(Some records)
-- start --

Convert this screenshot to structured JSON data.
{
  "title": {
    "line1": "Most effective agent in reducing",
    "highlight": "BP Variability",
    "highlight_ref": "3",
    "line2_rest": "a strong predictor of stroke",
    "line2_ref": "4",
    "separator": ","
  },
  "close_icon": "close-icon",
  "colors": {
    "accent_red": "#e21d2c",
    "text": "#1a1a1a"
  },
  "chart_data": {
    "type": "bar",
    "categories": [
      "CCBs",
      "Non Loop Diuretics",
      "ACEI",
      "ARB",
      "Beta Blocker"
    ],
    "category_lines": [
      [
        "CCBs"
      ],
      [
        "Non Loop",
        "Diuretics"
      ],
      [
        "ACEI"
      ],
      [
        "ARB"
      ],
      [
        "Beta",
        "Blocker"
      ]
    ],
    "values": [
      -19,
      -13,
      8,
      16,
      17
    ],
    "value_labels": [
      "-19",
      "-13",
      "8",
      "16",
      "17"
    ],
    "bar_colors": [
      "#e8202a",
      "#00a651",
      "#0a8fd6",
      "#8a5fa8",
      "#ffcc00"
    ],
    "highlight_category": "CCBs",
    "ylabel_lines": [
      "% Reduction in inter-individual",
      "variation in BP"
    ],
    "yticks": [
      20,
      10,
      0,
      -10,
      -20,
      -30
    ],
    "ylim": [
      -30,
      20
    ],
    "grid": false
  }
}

-- end --

- Requirements:
Set down the listing above in full, please, exactly as it appears.

- Solution to this exercise:
Convert this screenshot to structured JSON data.
{
  "title": {
    "line1": "Most effective agent in reducing",
    "highlight": "BP Variability",
    "highlight_ref": "3",
    "line2_rest": "a strong predictor of stroke",
    "line2_ref": "4",
    "separator": ","
  },
  "close_icon": "close-icon",
  "colors": {
    "accent_red": "#e21d2c",
    "text": "#1a1a1a"
  },
  "chart_data": {
    "type": "bar",
    "categories": [
      "CCBs",
      "Non Loop Diuretics",
      "ACEI",
      "ARB",
      "Beta Blocker"
    ],
    "category_lines": [
      [
        "CCBs"
      ],
      [
        "Non Loop",
        "Diuretics"
      ],
      [
        "ACEI"
      ],
      [
        "ARB"
      ],
      [
        "Beta",
        "Blocker"
      ]
    ],
    "values": [
      -19,
      -13,
      8,
      16,
      17
    ],
    "value_labels": [
      "-19",
      "-13",
      "8",
      "16",
      "17"
    ],
    "bar_colors": [
      "#e8202a",
      "#00a651",
      "#0a8fd6",
      "#8a5fa8",
      "#ffcc00"
    ],
    "highlight_category": "CCBs",
    "ylabel_lines": [
      "% Reduction in inter-individual",
      "variation in BP"
    ],
    "yticks": [
      20,
      10,
      0,
      -10,
      -20,
      -30
    ],
    "ylim": [
      -30,
      20
    ],
    "grid": false
  }
}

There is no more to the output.